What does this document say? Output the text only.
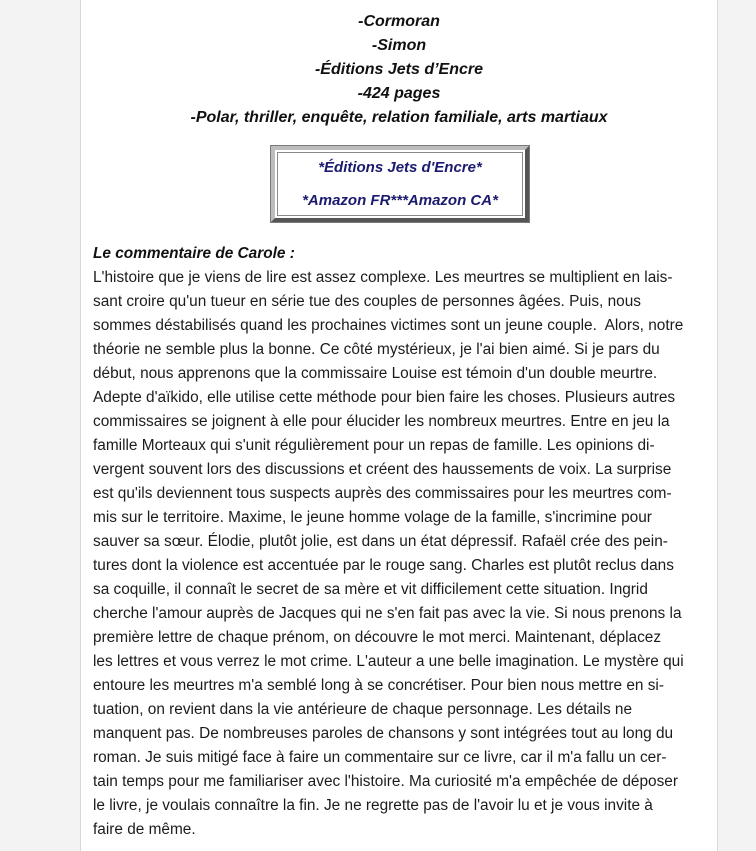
-Cormoran
-Simon
-Éditions Jets d’Encre
-424 pages
-Polar, thriller, enquête, relation familiale, arts martiaux
*Éditions Jets d'Encre*
*Amazon FR***Amazon CA*
Le commentaire de Carole :
L'histoire que je viens de lire est assez complexe. Les meurtres se multiplient en lais-
sant croire qu'un tueur en série tue des couples de personnes âgées. Puis, nous
sommes déstabilisés quand les prochaines victimes sont un jeune couple.  Alors, notre
théorie ne semble plus la bonne. Ce côté mystérieux, je l'ai bien aimé. Si je pars du
début, nous apprenons que la commissaire Louise est témoin d'un double meurtre.
Adepte d'aïkido, elle utilise cette méthode pour bien faire les choses. Plusieurs autres
commissaires se joignent à elle pour élucider les nombreux meurtres. Entre en jeu la
famille Morteaux qui s'unit régulièrement pour un repas de famille. Les opinions di-
vergent souvent lors des discussions et créent des haussements de voix. La surprise
est qu'ils deviennent tous suspects auprès des commissaires pour les meurtres com-
mis sur le territoire. Maxime, le jeune homme volage de la famille, s'incrimine pour
sauver sa sœur. Élodie, plutôt jolie, est dans un état dépressif. Rafaël crée des pein-
tures dont la violence est accentuée par le rouge sang. Charles est plutôt reclus dans
sa coquille, il connaît le secret de sa mère et vit difficilement cette situation. Ingrid
cherche l'amour auprès de Jacques qui ne s'en fait pas avec la vie. Si nous prenons la
première lettre de chaque prénom, on découvre le mot merci. Maintenant, déplacez
les lettres et vous verrez le mot crime. L'auteur a une belle imagination. Le mystère qui
entoure les meurtres m'a semblé long à se concrétiser. Pour bien nous mettre en si-
tuation, on revient dans la vie antérieure de chaque personnage. Les détails ne
manquent pas. De nombreuses paroles de chansons y sont intégrées tout au long du
roman. Je suis mitigé face à faire un commentaire sur ce livre, car il m'a fallu un cer-
tain temps pour me familiariser avec l'histoire. Ma curiosité m'a empêchée de déposer
le livre, je voulais connaître la fin. Je ne regrette pas de l'avoir lu et je vous invite à
faire de même.
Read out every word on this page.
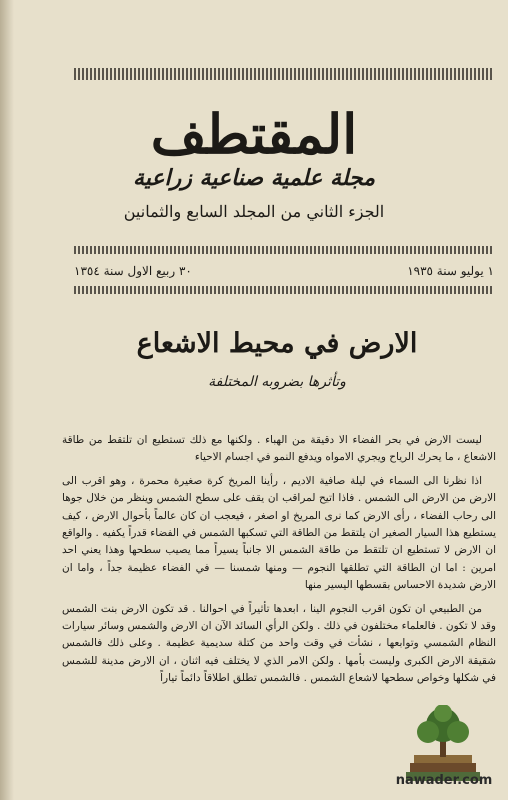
المقتطف
مجلة علمية صناعية زراعية
الجزء الثاني من المجلد السابع والثمانين
١ يوليو سنة ١٩٣٥
٣٠ ربيع الاول سنة ١٣٥٤
الارض في محيط الاشعاع
وتأثرها بضروبه المختلفة

ليست الارض في بحر الفضاء الا دقيقة من الهباء . ولكنها مع ذلك تستطيع ان تلتقط من طاقة الاشعاع ، ما يحرك الرياح ويجري الامواه ويدفع النمو في اجسام الاحياء

اذا نظرنا الى السماء في ليلة صافية الاديم ، رأينا المريخ كرة صغيرة محمرة ، وهو اقرب الى الارض من الارض الى الشمس . فاذا اتيح لمراقب ان يقف على سطح الشمس وينظر من خلال جوها الى رحاب الفضاء ، رأى الارض كما نرى المريخ او اصغر ، فيعجب ان كان عالماً بأحوال الارض ، كيف يستطيع هذا السيار الصغير ان يلتقط من الطاقة التي تسكبها الشمس في الفضاء قدراً يكفيه . والواقع ان الارض لا تستطيع ان تلتقط من طاقة الشمس الا جانباً يسيراً مما يصيب سطحها وهذا يعني احد امرين : اما ان الطاقة التي تطلقها النجوم — ومنها شمسنا — في الفضاء عظيمة جداً ، واما ان الارض شديدة الاحساس بقسطها اليسير منها

من الطبيعي ان تكون اقرب النجوم الينا ، ابعدها تأثيراً في احوالنا . قد تكون الارض بنت الشمس وقد لا تكون . فالعلماء مختلفون في ذلك . ولكن الرأي السائد الآن ان الارض والشمس وسائر سيارات النظام الشمسي وتوابعها ، نشأت في وقت واحد من كتلة سديمية عظيمة . وعلى ذلك فالشمس شقيقة الارض الكبرى وليست بأمها . ولكن الامر الذي لا يختلف فيه اثنان ، ان الارض مدينة للشمس في شكلها وخواص سطحها لاشعاع الشمس . فالشمس تطلق اطلاقاً دائماً تياراً

nawader.com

================

* _Problem_
Search the material above for "Éditions". Pull out each line where it shows up.

* _Result below_
-Éditions Jets d’Encre
*Éditions Jets d'Encre*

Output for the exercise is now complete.